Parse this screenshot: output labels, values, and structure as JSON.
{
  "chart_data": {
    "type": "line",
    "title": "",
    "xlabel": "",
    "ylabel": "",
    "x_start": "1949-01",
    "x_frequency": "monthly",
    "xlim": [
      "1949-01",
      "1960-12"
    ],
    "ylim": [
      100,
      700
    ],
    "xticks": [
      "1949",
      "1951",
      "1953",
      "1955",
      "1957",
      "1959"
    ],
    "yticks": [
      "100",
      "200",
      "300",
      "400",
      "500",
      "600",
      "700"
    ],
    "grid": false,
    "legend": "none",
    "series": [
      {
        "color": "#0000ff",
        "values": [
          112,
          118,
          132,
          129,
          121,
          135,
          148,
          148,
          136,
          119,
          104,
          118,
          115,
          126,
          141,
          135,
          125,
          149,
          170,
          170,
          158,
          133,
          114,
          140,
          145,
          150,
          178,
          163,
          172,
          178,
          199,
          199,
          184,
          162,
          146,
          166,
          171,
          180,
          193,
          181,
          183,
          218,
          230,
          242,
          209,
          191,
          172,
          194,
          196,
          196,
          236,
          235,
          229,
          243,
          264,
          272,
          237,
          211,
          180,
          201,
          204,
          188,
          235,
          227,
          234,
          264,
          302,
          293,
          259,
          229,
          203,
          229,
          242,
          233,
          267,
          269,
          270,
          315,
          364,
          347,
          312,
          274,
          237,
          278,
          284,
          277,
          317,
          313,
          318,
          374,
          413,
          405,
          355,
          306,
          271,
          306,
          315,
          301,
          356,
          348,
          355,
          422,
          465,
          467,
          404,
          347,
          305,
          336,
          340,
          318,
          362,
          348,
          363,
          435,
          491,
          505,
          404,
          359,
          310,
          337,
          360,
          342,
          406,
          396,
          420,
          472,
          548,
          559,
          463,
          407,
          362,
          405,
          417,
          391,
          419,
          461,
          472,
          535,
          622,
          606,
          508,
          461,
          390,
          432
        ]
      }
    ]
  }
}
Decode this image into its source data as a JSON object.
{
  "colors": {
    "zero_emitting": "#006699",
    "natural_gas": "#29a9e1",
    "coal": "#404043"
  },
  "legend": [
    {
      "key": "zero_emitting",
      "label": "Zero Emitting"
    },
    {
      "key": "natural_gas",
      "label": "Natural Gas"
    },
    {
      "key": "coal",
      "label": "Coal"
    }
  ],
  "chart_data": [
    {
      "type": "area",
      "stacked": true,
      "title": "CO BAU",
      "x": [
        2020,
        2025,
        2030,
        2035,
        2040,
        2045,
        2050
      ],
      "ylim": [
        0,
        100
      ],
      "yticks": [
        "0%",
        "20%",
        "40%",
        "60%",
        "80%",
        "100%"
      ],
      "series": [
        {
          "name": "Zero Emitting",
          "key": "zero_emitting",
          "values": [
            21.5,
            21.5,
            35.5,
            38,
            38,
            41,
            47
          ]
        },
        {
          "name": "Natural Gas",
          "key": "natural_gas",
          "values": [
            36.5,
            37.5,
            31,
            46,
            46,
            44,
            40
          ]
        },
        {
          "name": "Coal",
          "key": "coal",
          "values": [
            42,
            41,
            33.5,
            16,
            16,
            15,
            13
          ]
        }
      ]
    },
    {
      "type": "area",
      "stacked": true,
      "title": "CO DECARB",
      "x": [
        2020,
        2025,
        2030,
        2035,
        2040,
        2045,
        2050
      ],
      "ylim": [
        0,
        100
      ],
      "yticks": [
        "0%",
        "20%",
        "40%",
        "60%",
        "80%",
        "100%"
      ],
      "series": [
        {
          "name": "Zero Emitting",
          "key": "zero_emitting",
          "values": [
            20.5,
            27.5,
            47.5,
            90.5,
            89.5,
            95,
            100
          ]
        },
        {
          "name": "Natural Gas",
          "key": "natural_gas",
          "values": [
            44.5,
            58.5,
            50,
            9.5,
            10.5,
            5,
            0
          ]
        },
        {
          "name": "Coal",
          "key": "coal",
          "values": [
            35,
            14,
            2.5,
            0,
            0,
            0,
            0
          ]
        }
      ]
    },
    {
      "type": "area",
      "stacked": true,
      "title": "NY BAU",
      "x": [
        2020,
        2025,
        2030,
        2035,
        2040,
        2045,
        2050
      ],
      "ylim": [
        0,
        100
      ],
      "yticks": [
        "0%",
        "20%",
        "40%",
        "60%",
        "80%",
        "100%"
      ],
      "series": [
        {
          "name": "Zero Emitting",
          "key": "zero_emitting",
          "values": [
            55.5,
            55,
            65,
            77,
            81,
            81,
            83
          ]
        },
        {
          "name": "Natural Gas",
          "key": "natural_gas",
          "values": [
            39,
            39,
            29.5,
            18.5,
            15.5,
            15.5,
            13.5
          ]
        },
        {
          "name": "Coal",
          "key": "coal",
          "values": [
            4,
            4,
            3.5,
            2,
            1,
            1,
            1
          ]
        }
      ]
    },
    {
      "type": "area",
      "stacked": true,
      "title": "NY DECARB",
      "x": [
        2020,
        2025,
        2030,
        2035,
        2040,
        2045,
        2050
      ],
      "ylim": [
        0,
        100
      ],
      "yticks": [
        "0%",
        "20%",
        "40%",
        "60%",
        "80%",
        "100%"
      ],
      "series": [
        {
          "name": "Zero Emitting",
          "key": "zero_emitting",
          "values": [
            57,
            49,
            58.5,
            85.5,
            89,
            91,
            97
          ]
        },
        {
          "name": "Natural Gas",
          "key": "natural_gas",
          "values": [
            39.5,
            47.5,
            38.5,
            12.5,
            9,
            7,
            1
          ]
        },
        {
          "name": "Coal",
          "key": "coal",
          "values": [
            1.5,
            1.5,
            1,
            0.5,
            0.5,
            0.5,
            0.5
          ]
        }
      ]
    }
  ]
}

________________________________________

Work required → Above are some records; extract every one of them exactly.

Exercise solution →
Parse this screenshot: output labels, values, and structure as JSON.
{
  "chart_data": {
    "type": "line",
    "title": "",
    "xlabel": "",
    "ylabel": "",
    "x_start": "1949-01",
    "x_frequency": "monthly",
    "xlim": [
      "1949-01",
      "1960-12"
    ],
    "ylim": [
      100,
      700
    ],
    "xticks": [
      "1949",
      "1951",
      "1953",
      "1955",
      "1957",
      "1959"
    ],
    "yticks": [
      "100",
      "200",
      "300",
      "400",
      "500",
      "600",
      "700"
    ],
    "grid": false,
    "legend": "none",
    "series": [
      {
        "color": "#0000ff",
        "values": [
          112,
          118,
          132,
          129,
          121,
          135,
          148,
          148,
          136,
          119,
          104,
          118,
          115,
          126,
          141,
          135,
          125,
          149,
          170,
          170,
          158,
          133,
          114,
          140,
          145,
          150,
          178,
          163,
          172,
          178,
          199,
          199,
          184,
          162,
          146,
          166,
          171,
          180,
          193,
          181,
          183,
          218,
          230,
          242,
          209,
          191,
          172,
          194,
          196,
          196,
          236,
          235,
          229,
          243,
          264,
          272,
          237,
          211,
          180,
          201,
          204,
          188,
          235,
          227,
          234,
          264,
          302,
          293,
          259,
          229,
          203,
          229,
          242,
          233,
          267,
          269,
          270,
          315,
          364,
          347,
          312,
          274,
          237,
          278,
          284,
          277,
          317,
          313,
          318,
          374,
          413,
          405,
          355,
          306,
          271,
          306,
          315,
          301,
          356,
          348,
          355,
          422,
          465,
          467,
          404,
          347,
          305,
          336,
          340,
          318,
          362,
          348,
          363,
          435,
          491,
          505,
          404,
          359,
          310,
          337,
          360,
          342,
          406,
          396,
          420,
          472,
          548,
          559,
          463,
          407,
          362,
          405,
          417,
          391,
          419,
          461,
          472,
          535,
          622,
          606,
          508,
          461,
          390,
          432
        ]
      }
    ]
  }
}
Decode this image into its source data as a JSON object.
{
  "colors": {
    "zero_emitting": "#006699",
    "natural_gas": "#29a9e1",
    "coal": "#404043"
  },
  "legend": [
    {
      "key": "zero_emitting",
      "label": "Zero Emitting"
    },
    {
      "key": "natural_gas",
      "label": "Natural Gas"
    },
    {
      "key": "coal",
      "label": "Coal"
    }
  ],
  "chart_data": [
    {
      "type": "area",
      "stacked": true,
      "title": "CO BAU",
      "x": [
        2020,
        2025,
        2030,
        2035,
        2040,
        2045,
        2050
      ],
      "ylim": [
        0,
        100
      ],
      "yticks": [
        "0%",
        "20%",
        "40%",
        "60%",
        "80%",
        "100%"
      ],
      "series": [
        {
          "name": "Zero Emitting",
          "key": "zero_emitting",
          "values": [
            21.5,
            21.5,
            35.5,
            38,
            38,
            41,
            47
          ]
        },
        {
          "name": "Natural Gas",
          "key": "natural_gas",
          "values": [
            36.5,
            37.5,
            31,
            46,
            46,
            44,
            40
          ]
        },
        {
          "name": "Coal",
          "key": "coal",
          "values": [
            42,
            41,
            33.5,
            16,
            16,
            15,
            13
          ]
        }
      ]
    },
    {
      "type": "area",
      "stacked": true,
      "title": "CO DECARB",
      "x": [
        2020,
        2025,
        2030,
        2035,
        2040,
        2045,
        2050
      ],
      "ylim": [
        0,
        100
      ],
      "yticks": [
        "0%",
        "20%",
        "40%",
        "60%",
        "80%",
        "100%"
      ],
      "series": [
        {
          "name": "Zero Emitting",
          "key": "zero_emitting",
          "values": [
            20.5,
            27.5,
            47.5,
            90.5,
            89.5,
            95,
            100
          ]
        },
        {
          "name": "Natural Gas",
          "key": "natural_gas",
          "values": [
            44.5,
            58.5,
            50,
            9.5,
            10.5,
            5,
            0
          ]
        },
        {
          "name": "Coal",
          "key": "coal",
          "values": [
            35,
            14,
            2.5,
            0,
            0,
            0,
            0
          ]
        }
      ]
    },
    {
      "type": "area",
      "stacked": true,
      "title": "NY BAU",
      "x": [
        2020,
        2025,
        2030,
        2035,
        2040,
        2045,
        2050
      ],
      "ylim": [
        0,
        100
      ],
      "yticks": [
        "0%",
        "20%",
        "40%",
        "60%",
        "80%",
        "100%"
      ],
      "series": [
        {
          "name": "Zero Emitting",
          "key": "zero_emitting",
          "values": [
            55.5,
            55,
            65,
            77,
            81,
            81,
            83
          ]
        },
        {
          "name": "Natural Gas",
          "key": "natural_gas",
          "values": [
            39,
            39,
            29.5,
            18.5,
            15.5,
            15.5,
            13.5
          ]
        },
        {
          "name": "Coal",
          "key": "coal",
          "values": [
            4,
            4,
            3.5,
            2,
            1,
            1,
            1
          ]
        }
      ]
    },
    {
      "type": "area",
      "stacked": true,
      "title": "NY DECARB",
      "x": [
        2020,
        2025,
        2030,
        2035,
        2040,
        2045,
        2050
      ],
      "ylim": [
        0,
        100
      ],
      "yticks": [
        "0%",
        "20%",
        "40%",
        "60%",
        "80%",
        "100%"
      ],
      "series": [
        {
          "name": "Zero Emitting",
          "key": "zero_emitting",
          "values": [
            57,
            49,
            58.5,
            85.5,
            89,
            91,
            97
          ]
        },
        {
          "name": "Natural Gas",
          "key": "natural_gas",
          "values": [
            39.5,
            47.5,
            38.5,
            12.5,
            9,
            7,
            1
          ]
        },
        {
          "name": "Coal",
          "key": "coal",
          "values": [
            1.5,
            1.5,
            1,
            0.5,
            0.5,
            0.5,
            0.5
          ]
        }
      ]
    }
  ]
}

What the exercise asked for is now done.